Dataset records:

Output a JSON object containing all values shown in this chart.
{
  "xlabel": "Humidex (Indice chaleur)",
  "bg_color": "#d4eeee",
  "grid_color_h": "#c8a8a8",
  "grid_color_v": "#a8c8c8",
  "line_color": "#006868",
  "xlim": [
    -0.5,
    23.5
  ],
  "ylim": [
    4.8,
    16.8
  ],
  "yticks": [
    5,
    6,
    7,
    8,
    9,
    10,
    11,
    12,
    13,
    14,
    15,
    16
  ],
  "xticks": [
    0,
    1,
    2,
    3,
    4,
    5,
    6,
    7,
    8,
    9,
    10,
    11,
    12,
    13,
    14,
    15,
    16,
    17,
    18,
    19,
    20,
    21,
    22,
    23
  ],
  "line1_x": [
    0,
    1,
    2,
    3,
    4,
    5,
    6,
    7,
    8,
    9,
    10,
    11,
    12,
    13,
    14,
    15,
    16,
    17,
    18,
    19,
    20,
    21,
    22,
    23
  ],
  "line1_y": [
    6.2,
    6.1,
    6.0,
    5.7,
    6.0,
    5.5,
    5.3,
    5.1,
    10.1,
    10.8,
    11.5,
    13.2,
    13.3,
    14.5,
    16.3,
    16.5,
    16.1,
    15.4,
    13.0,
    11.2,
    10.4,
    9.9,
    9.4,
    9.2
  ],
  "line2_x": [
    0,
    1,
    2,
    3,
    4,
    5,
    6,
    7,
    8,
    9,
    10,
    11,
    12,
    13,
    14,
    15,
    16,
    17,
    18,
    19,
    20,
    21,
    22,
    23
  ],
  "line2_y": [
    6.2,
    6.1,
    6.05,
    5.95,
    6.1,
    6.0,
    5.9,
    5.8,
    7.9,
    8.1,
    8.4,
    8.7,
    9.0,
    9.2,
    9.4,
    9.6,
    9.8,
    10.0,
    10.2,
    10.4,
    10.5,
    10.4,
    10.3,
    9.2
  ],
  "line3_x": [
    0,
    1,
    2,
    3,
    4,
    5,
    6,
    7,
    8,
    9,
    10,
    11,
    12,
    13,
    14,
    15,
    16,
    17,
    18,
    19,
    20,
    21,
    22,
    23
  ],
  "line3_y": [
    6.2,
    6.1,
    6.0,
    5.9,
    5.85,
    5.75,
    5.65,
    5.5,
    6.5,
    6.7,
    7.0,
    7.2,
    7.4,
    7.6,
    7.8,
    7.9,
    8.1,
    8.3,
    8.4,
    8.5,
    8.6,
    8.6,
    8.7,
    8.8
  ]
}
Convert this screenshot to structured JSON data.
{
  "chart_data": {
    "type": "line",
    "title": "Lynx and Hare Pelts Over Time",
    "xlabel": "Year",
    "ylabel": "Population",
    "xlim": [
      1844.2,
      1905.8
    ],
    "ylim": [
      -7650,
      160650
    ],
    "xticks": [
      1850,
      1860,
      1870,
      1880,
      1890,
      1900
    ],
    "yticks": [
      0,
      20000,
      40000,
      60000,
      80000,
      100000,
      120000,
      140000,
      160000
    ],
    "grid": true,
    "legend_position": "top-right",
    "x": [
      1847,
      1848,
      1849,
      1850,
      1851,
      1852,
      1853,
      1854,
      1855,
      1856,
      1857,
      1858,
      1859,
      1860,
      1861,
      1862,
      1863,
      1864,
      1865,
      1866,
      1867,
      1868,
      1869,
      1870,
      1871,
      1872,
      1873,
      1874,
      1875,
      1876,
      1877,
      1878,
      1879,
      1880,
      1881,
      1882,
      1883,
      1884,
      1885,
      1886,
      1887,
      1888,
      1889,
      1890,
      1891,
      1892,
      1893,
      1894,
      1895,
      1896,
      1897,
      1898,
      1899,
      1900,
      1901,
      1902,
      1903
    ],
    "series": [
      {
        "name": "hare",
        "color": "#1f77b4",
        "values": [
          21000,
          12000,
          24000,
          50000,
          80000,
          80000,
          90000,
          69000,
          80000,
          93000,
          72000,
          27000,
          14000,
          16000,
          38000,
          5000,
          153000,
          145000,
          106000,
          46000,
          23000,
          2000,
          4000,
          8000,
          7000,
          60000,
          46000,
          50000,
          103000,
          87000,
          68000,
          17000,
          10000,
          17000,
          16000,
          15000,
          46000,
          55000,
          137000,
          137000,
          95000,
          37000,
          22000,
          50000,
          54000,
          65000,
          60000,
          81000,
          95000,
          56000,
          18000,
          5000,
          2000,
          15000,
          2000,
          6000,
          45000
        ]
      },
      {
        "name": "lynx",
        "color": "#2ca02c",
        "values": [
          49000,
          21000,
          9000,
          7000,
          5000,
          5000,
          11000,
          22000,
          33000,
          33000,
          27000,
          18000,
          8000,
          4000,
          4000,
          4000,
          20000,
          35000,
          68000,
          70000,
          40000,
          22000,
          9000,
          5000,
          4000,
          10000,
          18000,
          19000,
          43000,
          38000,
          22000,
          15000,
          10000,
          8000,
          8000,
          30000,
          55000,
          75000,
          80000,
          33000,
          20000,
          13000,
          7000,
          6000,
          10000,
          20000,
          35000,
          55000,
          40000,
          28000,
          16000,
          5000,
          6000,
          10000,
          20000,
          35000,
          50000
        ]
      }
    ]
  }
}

What is needed: State how many lines of the listing above hold the word "xlabel", with nothing but the number.

Written response: 2